#### [WRITTEN REQUEST]
List each line of the data that holds the string "name", please.

-- START --

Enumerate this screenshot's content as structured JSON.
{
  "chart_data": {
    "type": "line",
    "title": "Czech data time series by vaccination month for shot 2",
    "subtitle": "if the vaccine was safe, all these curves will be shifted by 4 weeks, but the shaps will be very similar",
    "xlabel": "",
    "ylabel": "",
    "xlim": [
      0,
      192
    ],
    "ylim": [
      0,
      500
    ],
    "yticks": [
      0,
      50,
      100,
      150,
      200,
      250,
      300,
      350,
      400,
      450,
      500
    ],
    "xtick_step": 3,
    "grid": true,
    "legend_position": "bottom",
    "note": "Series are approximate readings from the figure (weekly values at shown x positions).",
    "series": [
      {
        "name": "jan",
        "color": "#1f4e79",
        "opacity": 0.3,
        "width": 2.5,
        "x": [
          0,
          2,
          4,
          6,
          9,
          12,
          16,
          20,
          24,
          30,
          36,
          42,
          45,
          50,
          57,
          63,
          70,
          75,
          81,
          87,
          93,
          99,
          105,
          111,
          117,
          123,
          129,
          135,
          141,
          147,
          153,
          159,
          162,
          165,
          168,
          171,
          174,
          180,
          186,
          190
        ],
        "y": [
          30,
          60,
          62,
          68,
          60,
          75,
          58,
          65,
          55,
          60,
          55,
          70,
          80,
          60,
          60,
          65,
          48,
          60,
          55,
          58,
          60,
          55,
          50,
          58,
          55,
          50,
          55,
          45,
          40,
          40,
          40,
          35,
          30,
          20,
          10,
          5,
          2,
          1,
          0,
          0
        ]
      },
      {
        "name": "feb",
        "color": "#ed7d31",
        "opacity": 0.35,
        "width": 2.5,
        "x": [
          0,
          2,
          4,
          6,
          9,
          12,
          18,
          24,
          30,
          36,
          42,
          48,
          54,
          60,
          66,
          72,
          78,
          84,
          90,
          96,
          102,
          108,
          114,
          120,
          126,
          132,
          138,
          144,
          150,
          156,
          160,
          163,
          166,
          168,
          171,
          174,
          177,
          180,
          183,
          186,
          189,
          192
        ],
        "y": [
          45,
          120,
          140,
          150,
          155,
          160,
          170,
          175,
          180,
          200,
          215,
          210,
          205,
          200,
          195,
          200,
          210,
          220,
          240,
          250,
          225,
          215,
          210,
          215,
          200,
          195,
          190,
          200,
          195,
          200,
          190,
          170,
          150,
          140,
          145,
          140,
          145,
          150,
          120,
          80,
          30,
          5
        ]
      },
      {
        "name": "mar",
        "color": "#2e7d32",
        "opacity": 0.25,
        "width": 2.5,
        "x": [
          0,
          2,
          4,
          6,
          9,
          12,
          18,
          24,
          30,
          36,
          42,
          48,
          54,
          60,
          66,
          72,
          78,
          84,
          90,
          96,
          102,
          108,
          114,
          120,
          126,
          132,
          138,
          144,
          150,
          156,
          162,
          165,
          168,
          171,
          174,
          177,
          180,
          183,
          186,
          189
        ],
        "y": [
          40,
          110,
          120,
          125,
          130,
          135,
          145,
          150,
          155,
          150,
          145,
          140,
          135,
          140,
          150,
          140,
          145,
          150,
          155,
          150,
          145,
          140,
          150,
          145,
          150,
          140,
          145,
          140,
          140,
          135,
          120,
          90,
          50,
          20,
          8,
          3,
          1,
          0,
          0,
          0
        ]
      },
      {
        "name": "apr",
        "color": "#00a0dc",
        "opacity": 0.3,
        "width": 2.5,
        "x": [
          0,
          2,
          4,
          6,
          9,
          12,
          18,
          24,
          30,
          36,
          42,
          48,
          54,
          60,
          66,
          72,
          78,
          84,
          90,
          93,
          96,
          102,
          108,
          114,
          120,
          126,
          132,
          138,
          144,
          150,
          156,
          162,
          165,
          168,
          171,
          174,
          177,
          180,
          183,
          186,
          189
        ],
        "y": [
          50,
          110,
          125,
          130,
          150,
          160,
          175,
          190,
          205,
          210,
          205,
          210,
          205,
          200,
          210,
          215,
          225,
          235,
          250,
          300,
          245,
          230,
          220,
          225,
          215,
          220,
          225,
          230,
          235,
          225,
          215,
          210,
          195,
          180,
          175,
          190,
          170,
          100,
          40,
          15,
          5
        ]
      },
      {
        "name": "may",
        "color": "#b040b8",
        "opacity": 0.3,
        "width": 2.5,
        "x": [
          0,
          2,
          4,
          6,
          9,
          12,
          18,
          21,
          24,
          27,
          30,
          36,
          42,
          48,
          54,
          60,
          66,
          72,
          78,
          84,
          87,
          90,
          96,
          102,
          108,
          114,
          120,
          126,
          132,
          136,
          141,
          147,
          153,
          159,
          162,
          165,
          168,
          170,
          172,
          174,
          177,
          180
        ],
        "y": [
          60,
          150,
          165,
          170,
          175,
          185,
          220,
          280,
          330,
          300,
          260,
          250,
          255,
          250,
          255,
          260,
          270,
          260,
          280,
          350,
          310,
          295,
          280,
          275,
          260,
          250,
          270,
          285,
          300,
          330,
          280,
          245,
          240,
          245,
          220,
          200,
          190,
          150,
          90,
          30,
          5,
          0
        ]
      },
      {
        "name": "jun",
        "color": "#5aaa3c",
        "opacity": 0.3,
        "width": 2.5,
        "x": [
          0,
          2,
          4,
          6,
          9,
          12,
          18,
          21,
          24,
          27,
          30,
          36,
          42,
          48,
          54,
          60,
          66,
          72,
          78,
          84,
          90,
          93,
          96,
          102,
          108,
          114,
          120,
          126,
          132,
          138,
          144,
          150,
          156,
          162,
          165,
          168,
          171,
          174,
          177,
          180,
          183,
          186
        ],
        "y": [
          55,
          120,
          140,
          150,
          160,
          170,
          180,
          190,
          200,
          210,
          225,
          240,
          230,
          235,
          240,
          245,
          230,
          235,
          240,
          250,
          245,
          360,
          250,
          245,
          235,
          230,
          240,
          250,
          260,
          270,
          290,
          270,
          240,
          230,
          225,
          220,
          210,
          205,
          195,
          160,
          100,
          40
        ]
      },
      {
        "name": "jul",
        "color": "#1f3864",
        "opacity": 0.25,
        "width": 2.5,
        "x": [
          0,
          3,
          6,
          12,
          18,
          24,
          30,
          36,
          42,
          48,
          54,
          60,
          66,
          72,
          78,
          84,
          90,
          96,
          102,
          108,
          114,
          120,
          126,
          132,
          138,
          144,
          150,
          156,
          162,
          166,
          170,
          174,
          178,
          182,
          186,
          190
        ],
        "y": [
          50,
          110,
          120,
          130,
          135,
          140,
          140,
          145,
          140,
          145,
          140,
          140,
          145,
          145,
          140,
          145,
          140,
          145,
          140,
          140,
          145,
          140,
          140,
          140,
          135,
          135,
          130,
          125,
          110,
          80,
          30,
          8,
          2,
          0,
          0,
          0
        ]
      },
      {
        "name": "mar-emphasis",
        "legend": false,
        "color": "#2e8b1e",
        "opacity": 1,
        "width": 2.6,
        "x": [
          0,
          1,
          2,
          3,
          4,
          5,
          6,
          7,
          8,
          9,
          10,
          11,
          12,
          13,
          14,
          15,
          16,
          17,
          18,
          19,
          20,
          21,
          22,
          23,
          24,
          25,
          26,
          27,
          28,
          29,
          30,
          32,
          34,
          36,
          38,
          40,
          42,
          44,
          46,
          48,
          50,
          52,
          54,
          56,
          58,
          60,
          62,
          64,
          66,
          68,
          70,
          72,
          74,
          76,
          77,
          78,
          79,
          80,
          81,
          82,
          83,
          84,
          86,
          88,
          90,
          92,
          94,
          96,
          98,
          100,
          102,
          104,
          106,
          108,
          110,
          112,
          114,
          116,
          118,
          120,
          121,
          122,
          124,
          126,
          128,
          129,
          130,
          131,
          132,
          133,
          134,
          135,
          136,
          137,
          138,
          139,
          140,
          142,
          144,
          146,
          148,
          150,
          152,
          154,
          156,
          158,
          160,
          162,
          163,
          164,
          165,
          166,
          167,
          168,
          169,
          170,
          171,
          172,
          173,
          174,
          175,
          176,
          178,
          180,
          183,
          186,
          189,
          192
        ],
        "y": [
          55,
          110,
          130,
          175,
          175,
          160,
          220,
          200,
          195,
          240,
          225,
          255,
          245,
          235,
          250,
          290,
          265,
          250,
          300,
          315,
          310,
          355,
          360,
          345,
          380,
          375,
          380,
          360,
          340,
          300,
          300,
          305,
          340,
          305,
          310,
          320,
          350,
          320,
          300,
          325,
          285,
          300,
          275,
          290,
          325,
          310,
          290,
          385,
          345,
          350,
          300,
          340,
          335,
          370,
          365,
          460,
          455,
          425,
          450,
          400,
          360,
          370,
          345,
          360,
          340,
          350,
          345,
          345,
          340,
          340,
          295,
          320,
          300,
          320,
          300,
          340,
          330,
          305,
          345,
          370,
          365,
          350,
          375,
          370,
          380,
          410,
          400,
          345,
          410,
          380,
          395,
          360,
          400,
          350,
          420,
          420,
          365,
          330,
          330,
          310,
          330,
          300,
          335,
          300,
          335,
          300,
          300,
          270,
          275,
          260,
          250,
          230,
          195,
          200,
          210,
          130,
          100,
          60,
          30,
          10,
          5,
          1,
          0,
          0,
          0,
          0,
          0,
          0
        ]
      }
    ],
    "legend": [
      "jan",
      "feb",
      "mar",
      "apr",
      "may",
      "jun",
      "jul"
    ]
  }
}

-- END --

#### [SOLUTION]
        "name": "jan",
        "name": "feb",
        "name": "mar",
        "name": "apr",
        "name": "may",
        "name": "jun",
        "name": "jul",
        "name": "mar-emphasis",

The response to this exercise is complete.